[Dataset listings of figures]
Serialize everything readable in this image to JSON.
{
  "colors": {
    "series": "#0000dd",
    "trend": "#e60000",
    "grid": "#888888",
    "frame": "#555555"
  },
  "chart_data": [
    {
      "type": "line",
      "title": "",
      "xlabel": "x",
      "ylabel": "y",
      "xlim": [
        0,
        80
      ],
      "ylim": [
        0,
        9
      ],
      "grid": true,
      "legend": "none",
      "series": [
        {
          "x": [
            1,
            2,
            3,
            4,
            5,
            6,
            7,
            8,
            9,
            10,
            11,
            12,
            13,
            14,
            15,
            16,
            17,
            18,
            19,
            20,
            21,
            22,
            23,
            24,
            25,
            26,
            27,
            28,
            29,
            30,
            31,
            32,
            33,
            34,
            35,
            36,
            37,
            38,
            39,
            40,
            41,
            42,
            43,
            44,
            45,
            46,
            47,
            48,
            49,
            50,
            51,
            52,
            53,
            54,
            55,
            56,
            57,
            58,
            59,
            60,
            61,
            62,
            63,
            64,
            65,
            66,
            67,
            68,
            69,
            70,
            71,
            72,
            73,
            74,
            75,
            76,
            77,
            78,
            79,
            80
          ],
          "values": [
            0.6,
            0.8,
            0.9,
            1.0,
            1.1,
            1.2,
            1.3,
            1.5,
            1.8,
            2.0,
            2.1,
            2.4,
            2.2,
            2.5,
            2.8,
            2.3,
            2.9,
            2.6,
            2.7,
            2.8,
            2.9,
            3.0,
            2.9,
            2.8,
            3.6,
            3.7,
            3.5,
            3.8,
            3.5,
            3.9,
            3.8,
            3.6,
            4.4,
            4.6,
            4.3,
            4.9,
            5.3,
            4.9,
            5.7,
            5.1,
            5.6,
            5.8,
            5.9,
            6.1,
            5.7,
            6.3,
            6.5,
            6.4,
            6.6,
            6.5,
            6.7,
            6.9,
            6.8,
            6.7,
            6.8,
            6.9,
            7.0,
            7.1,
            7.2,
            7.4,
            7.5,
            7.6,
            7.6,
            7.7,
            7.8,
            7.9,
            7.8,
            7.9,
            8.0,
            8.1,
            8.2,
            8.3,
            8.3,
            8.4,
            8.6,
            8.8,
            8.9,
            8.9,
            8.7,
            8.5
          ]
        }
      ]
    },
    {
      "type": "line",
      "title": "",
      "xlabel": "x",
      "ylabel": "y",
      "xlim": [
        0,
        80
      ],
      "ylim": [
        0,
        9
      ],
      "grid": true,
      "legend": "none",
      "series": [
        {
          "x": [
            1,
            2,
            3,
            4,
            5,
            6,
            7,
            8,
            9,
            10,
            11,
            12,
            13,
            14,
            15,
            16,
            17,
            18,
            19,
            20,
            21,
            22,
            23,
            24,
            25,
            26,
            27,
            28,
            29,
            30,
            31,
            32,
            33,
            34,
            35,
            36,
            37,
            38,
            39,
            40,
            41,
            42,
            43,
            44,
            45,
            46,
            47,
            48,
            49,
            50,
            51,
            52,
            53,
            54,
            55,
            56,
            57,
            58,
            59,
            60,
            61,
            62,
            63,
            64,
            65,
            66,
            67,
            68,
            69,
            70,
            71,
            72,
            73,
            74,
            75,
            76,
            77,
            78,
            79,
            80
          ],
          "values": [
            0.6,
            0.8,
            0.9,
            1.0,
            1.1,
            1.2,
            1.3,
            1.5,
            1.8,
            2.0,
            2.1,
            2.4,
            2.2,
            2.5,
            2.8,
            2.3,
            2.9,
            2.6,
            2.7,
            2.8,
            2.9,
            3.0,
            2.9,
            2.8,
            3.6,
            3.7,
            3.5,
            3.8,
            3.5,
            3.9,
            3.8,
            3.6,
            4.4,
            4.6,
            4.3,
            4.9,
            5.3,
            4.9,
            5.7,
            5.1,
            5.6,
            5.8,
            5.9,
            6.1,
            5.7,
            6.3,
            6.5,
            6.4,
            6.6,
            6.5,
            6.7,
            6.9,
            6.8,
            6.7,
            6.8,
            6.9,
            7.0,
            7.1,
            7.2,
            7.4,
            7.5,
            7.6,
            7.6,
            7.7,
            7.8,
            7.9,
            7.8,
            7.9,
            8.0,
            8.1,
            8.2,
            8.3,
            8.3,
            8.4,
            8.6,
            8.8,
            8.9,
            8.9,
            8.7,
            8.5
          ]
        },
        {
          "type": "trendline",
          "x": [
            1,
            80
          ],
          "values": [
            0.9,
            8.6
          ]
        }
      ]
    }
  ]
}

=== Job ===
Copy all of the data exactly.

=== Solution ===
Serialize everything readable in this image to JSON.
{
  "colors": {
    "series": "#0000dd",
    "trend": "#e60000",
    "grid": "#888888",
    "frame": "#555555"
  },
  "chart_data": [
    {
      "type": "line",
      "title": "",
      "xlabel": "x",
      "ylabel": "y",
      "xlim": [
        0,
        80
      ],
      "ylim": [
        0,
        9
      ],
      "grid": true,
      "legend": "none",
      "series": [
        {
          "x": [
            1,
            2,
            3,
            4,
            5,
            6,
            7,
            8,
            9,
            10,
            11,
            12,
            13,
            14,
            15,
            16,
            17,
            18,
            19,
            20,
            21,
            22,
            23,
            24,
            25,
            26,
            27,
            28,
            29,
            30,
            31,
            32,
            33,
            34,
            35,
            36,
            37,
            38,
            39,
            40,
            41,
            42,
            43,
            44,
            45,
            46,
            47,
            48,
            49,
            50,
            51,
            52,
            53,
            54,
            55,
            56,
            57,
            58,
            59,
            60,
            61,
            62,
            63,
            64,
            65,
            66,
            67,
            68,
            69,
            70,
            71,
            72,
            73,
            74,
            75,
            76,
            77,
            78,
            79,
            80
          ],
          "values": [
            0.6,
            0.8,
            0.9,
            1.0,
            1.1,
            1.2,
            1.3,
            1.5,
            1.8,
            2.0,
            2.1,
            2.4,
            2.2,
            2.5,
            2.8,
            2.3,
            2.9,
            2.6,
            2.7,
            2.8,
            2.9,
            3.0,
            2.9,
            2.8,
            3.6,
            3.7,
            3.5,
            3.8,
            3.5,
            3.9,
            3.8,
            3.6,
            4.4,
            4.6,
            4.3,
            4.9,
            5.3,
            4.9,
            5.7,
            5.1,
            5.6,
            5.8,
            5.9,
            6.1,
            5.7,
            6.3,
            6.5,
            6.4,
            6.6,
            6.5,
            6.7,
            6.9,
            6.8,
            6.7,
            6.8,
            6.9,
            7.0,
            7.1,
            7.2,
            7.4,
            7.5,
            7.6,
            7.6,
            7.7,
            7.8,
            7.9,
            7.8,
            7.9,
            8.0,
            8.1,
            8.2,
            8.3,
            8.3,
            8.4,
            8.6,
            8.8,
            8.9,
            8.9,
            8.7,
            8.5
          ]
        }
      ]
    },
    {
      "type": "line",
      "title": "",
      "xlabel": "x",
      "ylabel": "y",
      "xlim": [
        0,
        80
      ],
      "ylim": [
        0,
        9
      ],
      "grid": true,
      "legend": "none",
      "series": [
        {
          "x": [
            1,
            2,
            3,
            4,
            5,
            6,
            7,
            8,
            9,
            10,
            11,
            12,
            13,
            14,
            15,
            16,
            17,
            18,
            19,
            20,
            21,
            22,
            23,
            24,
            25,
            26,
            27,
            28,
            29,
            30,
            31,
            32,
            33,
            34,
            35,
            36,
            37,
            38,
            39,
            40,
            41,
            42,
            43,
            44,
            45,
            46,
            47,
            48,
            49,
            50,
            51,
            52,
            53,
            54,
            55,
            56,
            57,
            58,
            59,
            60,
            61,
            62,
            63,
            64,
            65,
            66,
            67,
            68,
            69,
            70,
            71,
            72,
            73,
            74,
            75,
            76,
            77,
            78,
            79,
            80
          ],
          "values": [
            0.6,
            0.8,
            0.9,
            1.0,
            1.1,
            1.2,
            1.3,
            1.5,
            1.8,
            2.0,
            2.1,
            2.4,
            2.2,
            2.5,
            2.8,
            2.3,
            2.9,
            2.6,
            2.7,
            2.8,
            2.9,
            3.0,
            2.9,
            2.8,
            3.6,
            3.7,
            3.5,
            3.8,
            3.5,
            3.9,
            3.8,
            3.6,
            4.4,
            4.6,
            4.3,
            4.9,
            5.3,
            4.9,
            5.7,
            5.1,
            5.6,
            5.8,
            5.9,
            6.1,
            5.7,
            6.3,
            6.5,
            6.4,
            6.6,
            6.5,
            6.7,
            6.9,
            6.8,
            6.7,
            6.8,
            6.9,
            7.0,
            7.1,
            7.2,
            7.4,
            7.5,
            7.6,
            7.6,
            7.7,
            7.8,
            7.9,
            7.8,
            7.9,
            8.0,
            8.1,
            8.2,
            8.3,
            8.3,
            8.4,
            8.6,
            8.8,
            8.9,
            8.9,
            8.7,
            8.5
          ]
        },
        {
          "type": "trendline",
          "x": [
            1,
            80
          ],
          "values": [
            0.9,
            8.6
          ]
        }
      ]
    }
  ]
}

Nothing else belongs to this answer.